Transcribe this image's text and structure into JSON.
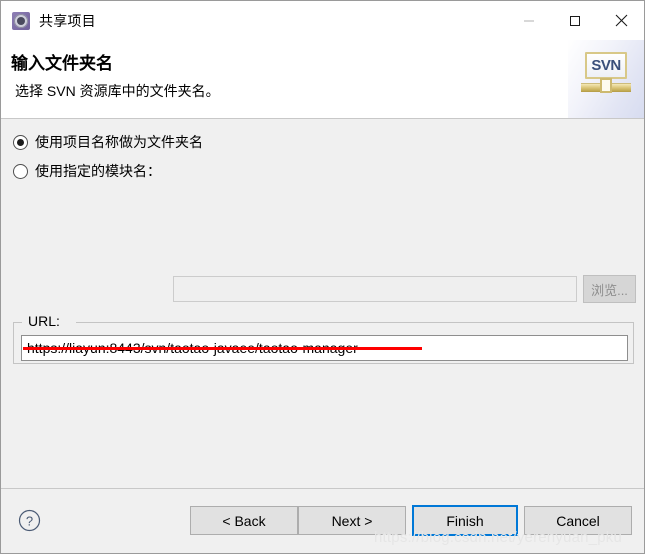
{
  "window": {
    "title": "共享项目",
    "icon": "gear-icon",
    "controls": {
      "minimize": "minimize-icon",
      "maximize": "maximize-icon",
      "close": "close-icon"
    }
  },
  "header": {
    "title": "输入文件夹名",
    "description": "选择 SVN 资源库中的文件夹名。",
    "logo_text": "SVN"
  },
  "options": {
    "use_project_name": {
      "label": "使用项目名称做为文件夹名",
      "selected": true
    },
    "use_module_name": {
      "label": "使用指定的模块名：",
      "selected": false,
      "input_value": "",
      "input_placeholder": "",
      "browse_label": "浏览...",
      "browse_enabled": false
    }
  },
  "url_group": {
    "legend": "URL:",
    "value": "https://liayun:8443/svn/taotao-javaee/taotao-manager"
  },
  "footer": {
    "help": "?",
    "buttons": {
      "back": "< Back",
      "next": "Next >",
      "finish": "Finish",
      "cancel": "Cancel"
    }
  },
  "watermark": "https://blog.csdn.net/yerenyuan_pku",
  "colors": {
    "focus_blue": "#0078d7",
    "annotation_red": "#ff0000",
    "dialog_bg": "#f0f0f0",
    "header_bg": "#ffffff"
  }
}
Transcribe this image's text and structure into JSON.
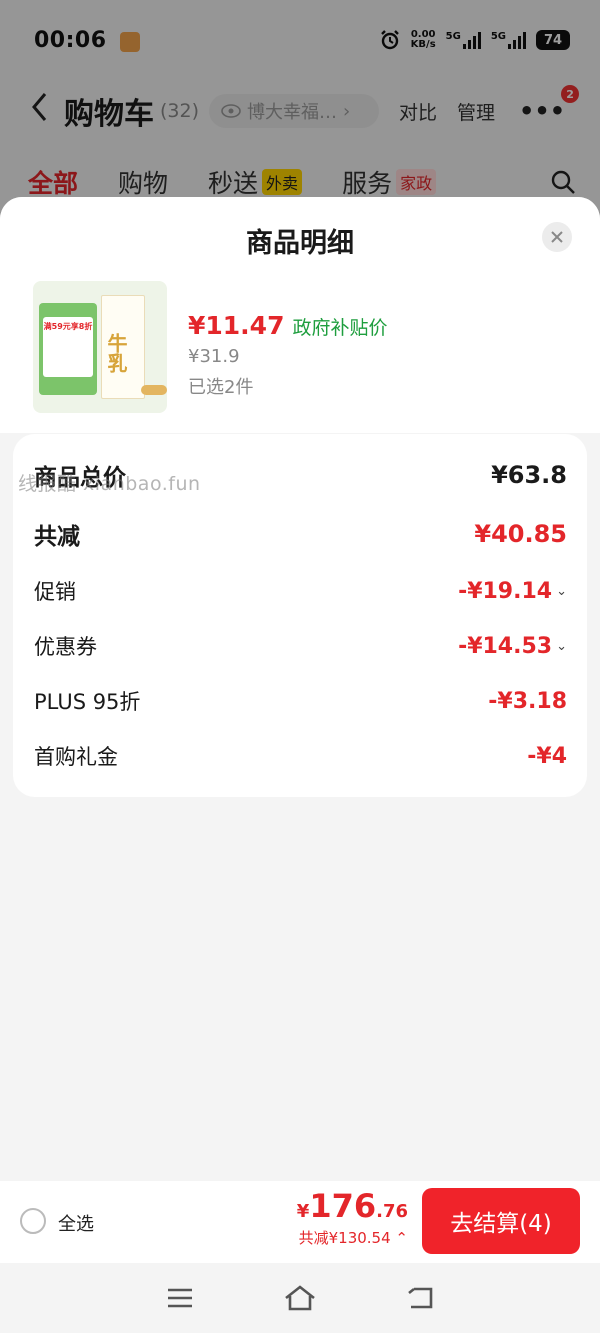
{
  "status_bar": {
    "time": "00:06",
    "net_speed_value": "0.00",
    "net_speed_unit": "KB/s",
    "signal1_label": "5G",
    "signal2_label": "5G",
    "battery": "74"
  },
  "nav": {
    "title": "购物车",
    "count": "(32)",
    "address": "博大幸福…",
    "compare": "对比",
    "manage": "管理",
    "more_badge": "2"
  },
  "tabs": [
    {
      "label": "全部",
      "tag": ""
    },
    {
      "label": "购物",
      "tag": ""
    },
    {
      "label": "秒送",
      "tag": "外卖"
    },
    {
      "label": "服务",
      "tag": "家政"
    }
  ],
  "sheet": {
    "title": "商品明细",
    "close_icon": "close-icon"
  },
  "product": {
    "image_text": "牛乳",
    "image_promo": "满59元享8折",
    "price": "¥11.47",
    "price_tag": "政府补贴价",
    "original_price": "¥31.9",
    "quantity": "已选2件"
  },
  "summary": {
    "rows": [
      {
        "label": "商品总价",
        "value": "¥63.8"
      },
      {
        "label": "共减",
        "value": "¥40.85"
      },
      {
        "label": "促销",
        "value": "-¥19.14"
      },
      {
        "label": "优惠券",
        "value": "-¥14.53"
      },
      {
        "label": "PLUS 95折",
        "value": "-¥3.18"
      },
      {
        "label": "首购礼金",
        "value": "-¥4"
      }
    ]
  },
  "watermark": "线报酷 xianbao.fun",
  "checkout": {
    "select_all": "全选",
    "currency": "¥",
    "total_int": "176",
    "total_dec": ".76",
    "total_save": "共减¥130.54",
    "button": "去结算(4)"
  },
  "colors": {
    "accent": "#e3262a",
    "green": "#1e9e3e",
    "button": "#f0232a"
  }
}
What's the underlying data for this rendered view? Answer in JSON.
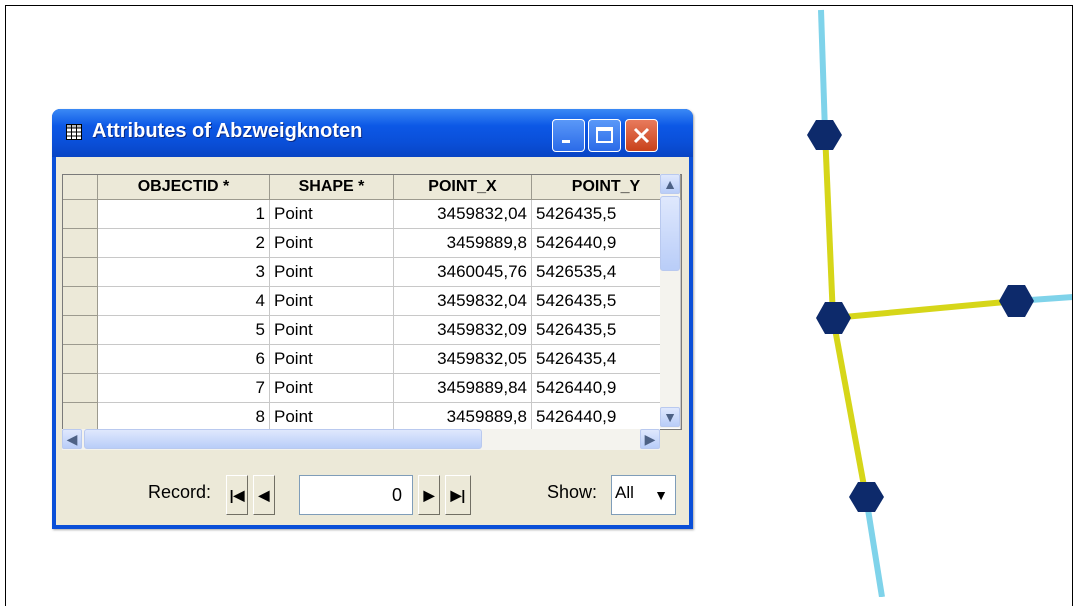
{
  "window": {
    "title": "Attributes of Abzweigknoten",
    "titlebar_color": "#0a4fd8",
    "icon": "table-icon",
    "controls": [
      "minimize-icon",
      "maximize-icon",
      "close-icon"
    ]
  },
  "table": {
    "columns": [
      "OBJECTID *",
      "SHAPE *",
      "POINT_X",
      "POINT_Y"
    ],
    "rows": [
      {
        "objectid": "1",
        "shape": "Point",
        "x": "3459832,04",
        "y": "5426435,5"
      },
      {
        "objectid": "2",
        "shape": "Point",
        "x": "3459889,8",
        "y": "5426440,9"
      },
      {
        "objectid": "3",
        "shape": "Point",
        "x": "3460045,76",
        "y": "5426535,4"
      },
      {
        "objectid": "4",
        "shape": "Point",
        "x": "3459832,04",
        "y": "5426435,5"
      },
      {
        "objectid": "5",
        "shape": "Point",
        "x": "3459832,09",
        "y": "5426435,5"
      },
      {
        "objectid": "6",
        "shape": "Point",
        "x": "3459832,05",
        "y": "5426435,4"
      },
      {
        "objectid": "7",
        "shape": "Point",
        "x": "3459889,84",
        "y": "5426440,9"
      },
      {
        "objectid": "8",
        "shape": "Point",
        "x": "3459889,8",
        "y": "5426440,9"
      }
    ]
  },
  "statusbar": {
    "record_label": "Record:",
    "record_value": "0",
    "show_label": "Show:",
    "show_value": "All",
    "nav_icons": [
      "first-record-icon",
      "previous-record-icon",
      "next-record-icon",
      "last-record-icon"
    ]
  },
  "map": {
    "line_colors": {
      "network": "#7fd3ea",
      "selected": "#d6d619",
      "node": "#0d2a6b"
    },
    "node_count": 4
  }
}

+ + + + + + +

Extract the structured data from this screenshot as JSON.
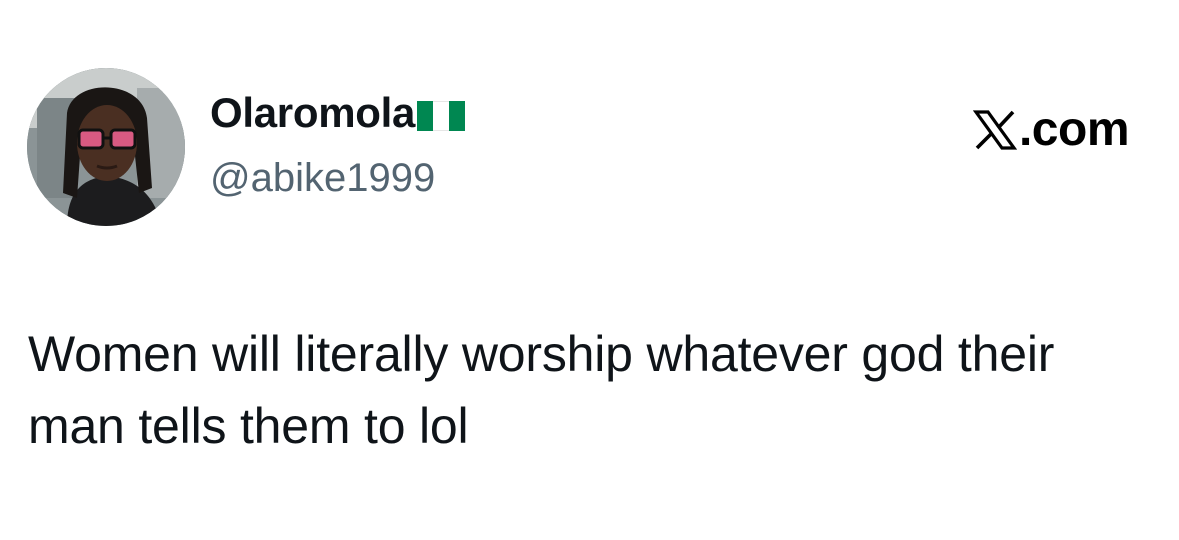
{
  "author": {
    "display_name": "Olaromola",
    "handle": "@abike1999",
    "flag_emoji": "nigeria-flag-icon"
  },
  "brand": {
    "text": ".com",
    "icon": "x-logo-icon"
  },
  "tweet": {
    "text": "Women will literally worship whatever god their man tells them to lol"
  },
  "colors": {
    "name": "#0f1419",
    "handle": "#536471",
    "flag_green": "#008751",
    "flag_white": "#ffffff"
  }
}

+ + + + + + +

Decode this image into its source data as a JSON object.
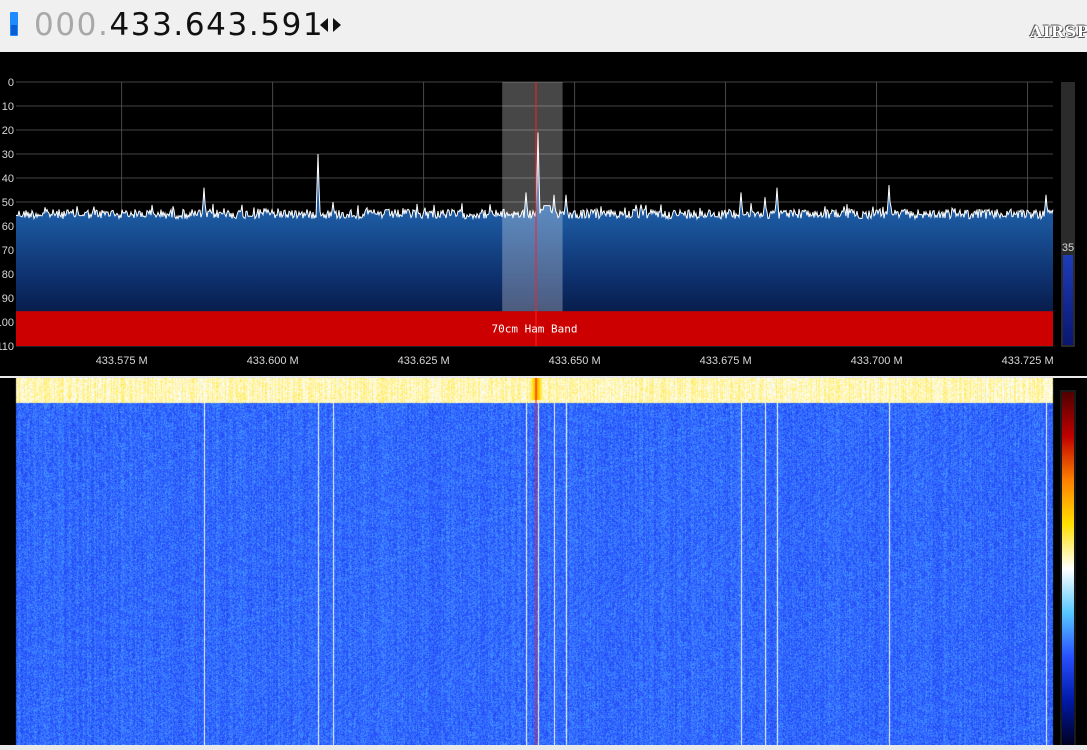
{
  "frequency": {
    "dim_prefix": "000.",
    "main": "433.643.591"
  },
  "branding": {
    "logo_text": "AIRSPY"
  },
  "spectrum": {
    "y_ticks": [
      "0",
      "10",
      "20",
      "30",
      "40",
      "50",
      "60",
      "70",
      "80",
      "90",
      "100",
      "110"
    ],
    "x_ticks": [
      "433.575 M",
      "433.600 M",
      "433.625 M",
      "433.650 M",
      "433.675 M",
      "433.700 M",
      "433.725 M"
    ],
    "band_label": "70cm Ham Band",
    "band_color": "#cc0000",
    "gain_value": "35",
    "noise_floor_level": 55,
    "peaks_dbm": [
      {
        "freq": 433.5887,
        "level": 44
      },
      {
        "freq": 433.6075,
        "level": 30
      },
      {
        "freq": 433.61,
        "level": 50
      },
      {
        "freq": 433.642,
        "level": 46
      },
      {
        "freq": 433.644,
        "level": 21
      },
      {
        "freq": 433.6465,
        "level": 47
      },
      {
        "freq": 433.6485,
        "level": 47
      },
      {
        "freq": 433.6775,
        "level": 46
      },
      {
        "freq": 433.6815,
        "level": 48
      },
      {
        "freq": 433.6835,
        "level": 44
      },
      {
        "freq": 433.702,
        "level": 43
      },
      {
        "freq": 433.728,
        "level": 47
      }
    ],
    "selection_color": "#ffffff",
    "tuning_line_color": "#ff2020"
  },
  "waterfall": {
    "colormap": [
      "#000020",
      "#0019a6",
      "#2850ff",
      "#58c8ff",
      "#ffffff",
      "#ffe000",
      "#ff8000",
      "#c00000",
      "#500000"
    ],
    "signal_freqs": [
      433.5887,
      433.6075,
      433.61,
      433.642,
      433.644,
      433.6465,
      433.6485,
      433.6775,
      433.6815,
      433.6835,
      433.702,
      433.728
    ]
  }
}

+ + + + + + +

## Written problem
Above are several records. Count the lines among them that contain "JSON" and give only the total.

## Answer to the task
5